SET PROBLEM »
Copy every entry word for word. Skip the pictures.

Structured figure records
========

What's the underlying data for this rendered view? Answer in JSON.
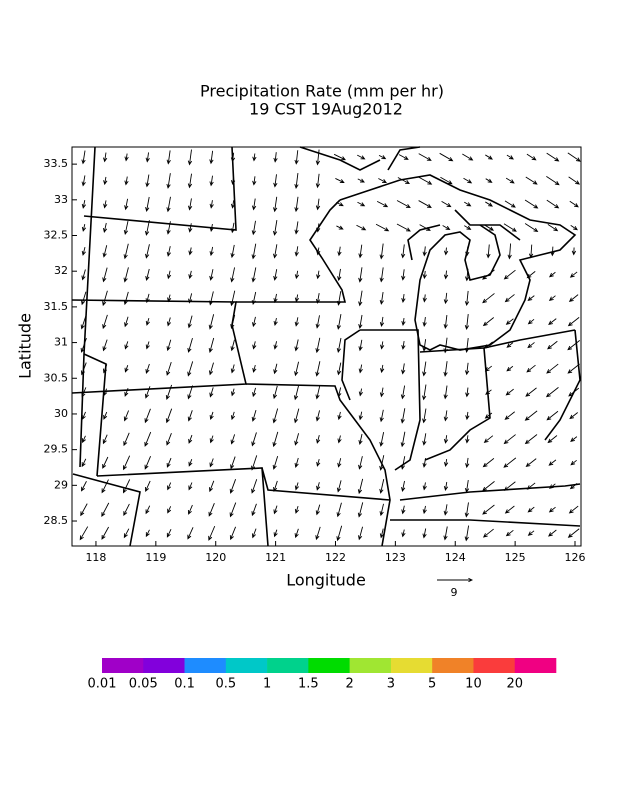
{
  "chart_data": {
    "type": "vector",
    "title": "Precipitation Rate (mm per hr)",
    "subtitle": "19 CST 19Aug2012",
    "xlabel": "Longitude",
    "ylabel": "Latitude",
    "xlim": [
      117.6,
      126.1
    ],
    "ylim": [
      28.15,
      33.74
    ],
    "xticks": [
      118,
      119,
      120,
      121,
      122,
      123,
      124,
      125,
      126
    ],
    "yticks": [
      28.5,
      29,
      29.5,
      30,
      30.5,
      31,
      31.5,
      32,
      32.5,
      33,
      33.5
    ],
    "reference_vector": 9,
    "colorbar": {
      "levels": [
        0.01,
        0.05,
        0.1,
        0.5,
        1,
        1.5,
        2,
        3,
        5,
        10,
        20
      ],
      "colors": [
        "#a000c8",
        "#8200dc",
        "#1e8cff",
        "#00c8c8",
        "#00d28c",
        "#00dc00",
        "#a0e632",
        "#e6dc32",
        "#f08228",
        "#fa3c3c",
        "#f00082"
      ]
    }
  }
}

========

RESULT »
What's the underlying data for this rendered view? Answer in JSON.
{
  "chart_data": {
    "type": "vector",
    "title": "Precipitation Rate (mm per hr)",
    "subtitle": "19 CST 19Aug2012",
    "xlabel": "Longitude",
    "ylabel": "Latitude",
    "xlim": [
      117.6,
      126.1
    ],
    "ylim": [
      28.15,
      33.74
    ],
    "xticks": [
      118,
      119,
      120,
      121,
      122,
      123,
      124,
      125,
      126
    ],
    "yticks": [
      28.5,
      29,
      29.5,
      30,
      30.5,
      31,
      31.5,
      32,
      32.5,
      33,
      33.5
    ],
    "reference_vector": 9,
    "colorbar": {
      "levels": [
        0.01,
        0.05,
        0.1,
        0.5,
        1,
        1.5,
        2,
        3,
        5,
        10,
        20
      ],
      "colors": [
        "#a000c8",
        "#8200dc",
        "#1e8cff",
        "#00c8c8",
        "#00d28c",
        "#00dc00",
        "#a0e632",
        "#e6dc32",
        "#f08228",
        "#fa3c3c",
        "#f00082"
      ]
    }
  }
}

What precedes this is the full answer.